Given instruction:
What follows is a block of records; reproduce all of it verbatim.

Extracted records:
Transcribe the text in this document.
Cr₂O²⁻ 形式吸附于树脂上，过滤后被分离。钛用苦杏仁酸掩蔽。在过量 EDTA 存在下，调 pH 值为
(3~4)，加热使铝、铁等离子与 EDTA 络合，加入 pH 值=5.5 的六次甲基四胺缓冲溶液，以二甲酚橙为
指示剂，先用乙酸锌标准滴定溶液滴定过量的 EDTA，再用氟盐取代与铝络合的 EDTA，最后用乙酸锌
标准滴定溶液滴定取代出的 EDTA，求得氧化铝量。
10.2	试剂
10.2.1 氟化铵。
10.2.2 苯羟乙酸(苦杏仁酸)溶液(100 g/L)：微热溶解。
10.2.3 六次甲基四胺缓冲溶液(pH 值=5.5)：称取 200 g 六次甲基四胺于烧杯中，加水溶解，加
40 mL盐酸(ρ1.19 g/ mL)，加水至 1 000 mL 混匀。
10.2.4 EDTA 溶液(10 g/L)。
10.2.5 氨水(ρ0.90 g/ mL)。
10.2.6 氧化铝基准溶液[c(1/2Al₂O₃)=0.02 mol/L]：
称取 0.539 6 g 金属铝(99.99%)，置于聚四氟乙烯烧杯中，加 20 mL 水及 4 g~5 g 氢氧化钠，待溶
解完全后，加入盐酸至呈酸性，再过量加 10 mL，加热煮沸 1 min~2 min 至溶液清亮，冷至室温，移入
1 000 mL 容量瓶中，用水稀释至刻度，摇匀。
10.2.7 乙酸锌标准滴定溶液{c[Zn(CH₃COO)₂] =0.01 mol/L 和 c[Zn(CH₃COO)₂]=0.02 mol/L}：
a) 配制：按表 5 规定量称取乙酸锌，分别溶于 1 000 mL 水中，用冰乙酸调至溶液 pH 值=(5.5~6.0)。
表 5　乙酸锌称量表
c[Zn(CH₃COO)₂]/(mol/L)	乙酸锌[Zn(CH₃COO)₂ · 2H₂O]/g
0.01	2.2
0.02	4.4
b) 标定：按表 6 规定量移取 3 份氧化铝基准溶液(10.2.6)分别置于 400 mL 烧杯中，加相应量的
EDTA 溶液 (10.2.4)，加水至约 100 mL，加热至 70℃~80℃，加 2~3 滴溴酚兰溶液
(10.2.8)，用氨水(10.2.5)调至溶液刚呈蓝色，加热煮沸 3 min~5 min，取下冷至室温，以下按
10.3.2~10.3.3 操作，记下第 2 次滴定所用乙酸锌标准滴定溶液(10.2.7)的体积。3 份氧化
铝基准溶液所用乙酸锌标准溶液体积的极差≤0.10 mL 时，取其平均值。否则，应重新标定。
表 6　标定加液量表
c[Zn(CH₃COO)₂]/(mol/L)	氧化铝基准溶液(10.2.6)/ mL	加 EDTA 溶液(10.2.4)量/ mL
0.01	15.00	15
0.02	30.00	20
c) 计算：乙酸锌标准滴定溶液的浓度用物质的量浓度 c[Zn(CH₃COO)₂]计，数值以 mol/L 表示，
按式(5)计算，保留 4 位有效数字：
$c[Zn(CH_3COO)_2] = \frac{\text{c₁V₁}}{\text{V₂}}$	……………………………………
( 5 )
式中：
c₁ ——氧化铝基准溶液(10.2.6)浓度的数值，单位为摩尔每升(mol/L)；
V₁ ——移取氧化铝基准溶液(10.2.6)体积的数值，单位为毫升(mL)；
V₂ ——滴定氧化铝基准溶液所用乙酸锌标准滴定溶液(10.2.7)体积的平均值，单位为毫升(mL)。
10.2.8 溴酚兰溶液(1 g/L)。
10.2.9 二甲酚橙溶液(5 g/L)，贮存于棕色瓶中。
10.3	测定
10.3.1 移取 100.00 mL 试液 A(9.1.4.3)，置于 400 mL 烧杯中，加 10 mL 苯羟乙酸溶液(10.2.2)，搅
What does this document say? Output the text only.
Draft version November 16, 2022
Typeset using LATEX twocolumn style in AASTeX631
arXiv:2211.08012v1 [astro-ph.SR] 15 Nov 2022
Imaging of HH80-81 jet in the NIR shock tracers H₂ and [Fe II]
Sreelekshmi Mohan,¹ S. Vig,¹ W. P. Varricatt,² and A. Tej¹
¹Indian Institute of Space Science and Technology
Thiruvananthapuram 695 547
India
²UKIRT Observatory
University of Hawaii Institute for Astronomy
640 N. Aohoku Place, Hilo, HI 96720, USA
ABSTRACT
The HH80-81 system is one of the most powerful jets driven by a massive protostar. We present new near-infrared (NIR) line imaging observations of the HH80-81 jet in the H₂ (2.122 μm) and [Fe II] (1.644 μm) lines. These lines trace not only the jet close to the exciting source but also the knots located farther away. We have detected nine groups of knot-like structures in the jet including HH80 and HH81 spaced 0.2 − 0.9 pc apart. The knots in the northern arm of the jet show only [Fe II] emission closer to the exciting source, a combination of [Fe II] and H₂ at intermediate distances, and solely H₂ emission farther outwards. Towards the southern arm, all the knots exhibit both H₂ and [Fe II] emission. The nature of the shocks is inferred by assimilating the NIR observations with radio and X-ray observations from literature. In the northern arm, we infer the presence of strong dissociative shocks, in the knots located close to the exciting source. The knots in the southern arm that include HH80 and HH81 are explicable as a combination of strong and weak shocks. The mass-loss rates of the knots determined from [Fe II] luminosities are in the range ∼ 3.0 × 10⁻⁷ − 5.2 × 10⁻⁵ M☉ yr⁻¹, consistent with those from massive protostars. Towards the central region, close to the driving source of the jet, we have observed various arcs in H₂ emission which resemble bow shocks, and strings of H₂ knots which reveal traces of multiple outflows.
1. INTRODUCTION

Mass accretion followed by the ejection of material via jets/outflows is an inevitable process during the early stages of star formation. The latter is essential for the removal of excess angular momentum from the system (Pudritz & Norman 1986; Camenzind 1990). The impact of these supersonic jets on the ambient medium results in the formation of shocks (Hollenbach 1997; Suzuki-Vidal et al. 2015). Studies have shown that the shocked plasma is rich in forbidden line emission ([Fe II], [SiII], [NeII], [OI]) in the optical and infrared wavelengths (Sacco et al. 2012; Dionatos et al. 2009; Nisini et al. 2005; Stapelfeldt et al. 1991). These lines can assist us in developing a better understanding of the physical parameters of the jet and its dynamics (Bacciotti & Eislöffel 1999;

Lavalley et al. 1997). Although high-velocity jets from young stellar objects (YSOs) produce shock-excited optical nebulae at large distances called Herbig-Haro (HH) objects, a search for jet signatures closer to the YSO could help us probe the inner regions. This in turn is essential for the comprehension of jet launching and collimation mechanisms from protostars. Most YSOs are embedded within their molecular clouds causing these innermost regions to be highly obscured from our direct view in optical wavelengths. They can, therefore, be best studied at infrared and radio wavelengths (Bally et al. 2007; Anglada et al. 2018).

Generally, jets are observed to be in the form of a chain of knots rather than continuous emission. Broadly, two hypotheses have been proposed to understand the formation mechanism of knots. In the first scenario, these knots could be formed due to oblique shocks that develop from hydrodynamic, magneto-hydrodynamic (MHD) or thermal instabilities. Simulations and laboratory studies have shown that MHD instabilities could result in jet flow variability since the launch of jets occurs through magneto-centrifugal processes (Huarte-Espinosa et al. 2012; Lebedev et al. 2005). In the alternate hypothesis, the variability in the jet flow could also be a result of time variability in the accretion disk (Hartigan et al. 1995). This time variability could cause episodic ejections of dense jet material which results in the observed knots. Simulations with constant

Response to the exercise:
Transcribe the text in this document.
Cr₂O²⁻ 形式吸附于树脂上，过滤后被分离。钛用苦杏仁酸掩蔽。在过量 EDTA 存在下，调 pH 值为
(3~4)，加热使铝、铁等离子与 EDTA 络合，加入 pH 值=5.5 的六次甲基四胺缓冲溶液，以二甲酚橙为
指示剂，先用乙酸锌标准滴定溶液滴定过量的 EDTA，再用氟盐取代与铝络合的 EDTA，最后用乙酸锌
标准滴定溶液滴定取代出的 EDTA，求得氧化铝量。
10.2	试剂
10.2.1 氟化铵。
10.2.2 苯羟乙酸(苦杏仁酸)溶液(100 g/L)：微热溶解。
10.2.3 六次甲基四胺缓冲溶液(pH 值=5.5)：称取 200 g 六次甲基四胺于烧杯中，加水溶解，加
40 mL盐酸(ρ1.19 g/ mL)，加水至 1 000 mL 混匀。
10.2.4 EDTA 溶液(10 g/L)。
10.2.5 氨水(ρ0.90 g/ mL)。
10.2.6 氧化铝基准溶液[c(1/2Al₂O₃)=0.02 mol/L]：
称取 0.539 6 g 金属铝(99.99%)，置于聚四氟乙烯烧杯中，加 20 mL 水及 4 g~5 g 氢氧化钠，待溶
解完全后，加入盐酸至呈酸性，再过量加 10 mL，加热煮沸 1 min~2 min 至溶液清亮，冷至室温，移入
1 000 mL 容量瓶中，用水稀释至刻度，摇匀。
10.2.7 乙酸锌标准滴定溶液{c[Zn(CH₃COO)₂] =0.01 mol/L 和 c[Zn(CH₃COO)₂]=0.02 mol/L}：
a) 配制：按表 5 规定量称取乙酸锌，分别溶于 1 000 mL 水中，用冰乙酸调至溶液 pH 值=(5.5~6.0)。
表 5　乙酸锌称量表
c[Zn(CH₃COO)₂]/(mol/L)	乙酸锌[Zn(CH₃COO)₂ · 2H₂O]/g
0.01	2.2
0.02	4.4
b) 标定：按表 6 规定量移取 3 份氧化铝基准溶液(10.2.6)分别置于 400 mL 烧杯中，加相应量的
EDTA 溶液 (10.2.4)，加水至约 100 mL，加热至 70℃~80℃，加 2~3 滴溴酚兰溶液
(10.2.8)，用氨水(10.2.5)调至溶液刚呈蓝色，加热煮沸 3 min~5 min，取下冷至室温，以下按
10.3.2~10.3.3 操作，记下第 2 次滴定所用乙酸锌标准滴定溶液(10.2.7)的体积。3 份氧化
铝基准溶液所用乙酸锌标准溶液体积的极差≤0.10 mL 时，取其平均值。否则，应重新标定。
表 6　标定加液量表
c[Zn(CH₃COO)₂]/(mol/L)	氧化铝基准溶液(10.2.6)/ mL	加 EDTA 溶液(10.2.4)量/ mL
0.01	15.00	15
0.02	30.00	20
c) 计算：乙酸锌标准滴定溶液的浓度用物质的量浓度 c[Zn(CH₃COO)₂]计，数值以 mol/L 表示，
按式(5)计算，保留 4 位有效数字：
$c[Zn(CH_3COO)_2] = \frac{\text{c₁V₁}}{\text{V₂}}$	……………………………………
( 5 )
式中：
c₁ ——氧化铝基准溶液(10.2.6)浓度的数值，单位为摩尔每升(mol/L)；
V₁ ——移取氧化铝基准溶液(10.2.6)体积的数值，单位为毫升(mL)；
V₂ ——滴定氧化铝基准溶液所用乙酸锌标准滴定溶液(10.2.7)体积的平均值，单位为毫升(mL)。
10.2.8 溴酚兰溶液(1 g/L)。
10.2.9 二甲酚橙溶液(5 g/L)，贮存于棕色瓶中。
10.3	测定
10.3.1 移取 100.00 mL 试液 A(9.1.4.3)，置于 400 mL 烧杯中，加 10 mL 苯羟乙酸溶液(10.2.2)，搅
What does this document say? Output the text only.
Draft version November 16, 2022
Typeset using LATEX twocolumn style in AASTeX631
arXiv:2211.08012v1 [astro-ph.SR] 15 Nov 2022
Imaging of HH80-81 jet in the NIR shock tracers H₂ and [Fe II]
Sreelekshmi Mohan,¹ S. Vig,¹ W. P. Varricatt,² and A. Tej¹
¹Indian Institute of Space Science and Technology
Thiruvananthapuram 695 547
India
²UKIRT Observatory
University of Hawaii Institute for Astronomy
640 N. Aohoku Place, Hilo, HI 96720, USA
ABSTRACT
The HH80-81 system is one of the most powerful jets driven by a massive protostar. We present new near-infrared (NIR) line imaging observations of the HH80-81 jet in the H₂ (2.122 μm) and [Fe II] (1.644 μm) lines. These lines trace not only the jet close to the exciting source but also the knots located farther away. We have detected nine groups of knot-like structures in the jet including HH80 and HH81 spaced 0.2 − 0.9 pc apart. The knots in the northern arm of the jet show only [Fe II] emission closer to the exciting source, a combination of [Fe II] and H₂ at intermediate distances, and solely H₂ emission farther outwards. Towards the southern arm, all the knots exhibit both H₂ and [Fe II] emission. The nature of the shocks is inferred by assimilating the NIR observations with radio and X-ray observations from literature. In the northern arm, we infer the presence of strong dissociative shocks, in the knots located close to the exciting source. The knots in the southern arm that include HH80 and HH81 are explicable as a combination of strong and weak shocks. The mass-loss rates of the knots determined from [Fe II] luminosities are in the range ∼ 3.0 × 10⁻⁷ − 5.2 × 10⁻⁵ M☉ yr⁻¹, consistent with those from massive protostars. Towards the central region, close to the driving source of the jet, we have observed various arcs in H₂ emission which resemble bow shocks, and strings of H₂ knots which reveal traces of multiple outflows.
1. INTRODUCTION

Mass accretion followed by the ejection of material via jets/outflows is an inevitable process during the early stages of star formation. The latter is essential for the removal of excess angular momentum from the system (Pudritz & Norman 1986; Camenzind 1990). The impact of these supersonic jets on the ambient medium results in the formation of shocks (Hollenbach 1997; Suzuki-Vidal et al. 2015). Studies have shown that the shocked plasma is rich in forbidden line emission ([Fe II], [SiII], [NeII], [OI]) in the optical and infrared wavelengths (Sacco et al. 2012; Dionatos et al. 2009; Nisini et al. 2005; Stapelfeldt et al. 1991). These lines can assist us in developing a better understanding of the physical parameters of the jet and its dynamics (Bacciotti & Eislöffel 1999;

Lavalley et al. 1997). Although high-velocity jets from young stellar objects (YSOs) produce shock-excited optical nebulae at large distances called Herbig-Haro (HH) objects, a search for jet signatures closer to the YSO could help us probe the inner regions. This in turn is essential for the comprehension of jet launching and collimation mechanisms from protostars. Most YSOs are embedded within their molecular clouds causing these innermost regions to be highly obscured from our direct view in optical wavelengths. They can, therefore, be best studied at infrared and radio wavelengths (Bally et al. 2007; Anglada et al. 2018).

Generally, jets are observed to be in the form of a chain of knots rather than continuous emission. Broadly, two hypotheses have been proposed to understand the formation mechanism of knots. In the first scenario, these knots could be formed due to oblique shocks that develop from hydrodynamic, magneto-hydrodynamic (MHD) or thermal instabilities. Simulations and laboratory studies have shown that MHD instabilities could result in jet flow variability since the launch of jets occurs through magneto-centrifugal processes (Huarte-Espinosa et al. 2012; Lebedev et al. 2005). In the alternate hypothesis, the variability in the jet flow could also be a result of time variability in the accretion disk (Hartigan et al. 1995). This time variability could cause episodic ejections of dense jet material which results in the observed knots. Simulations with constant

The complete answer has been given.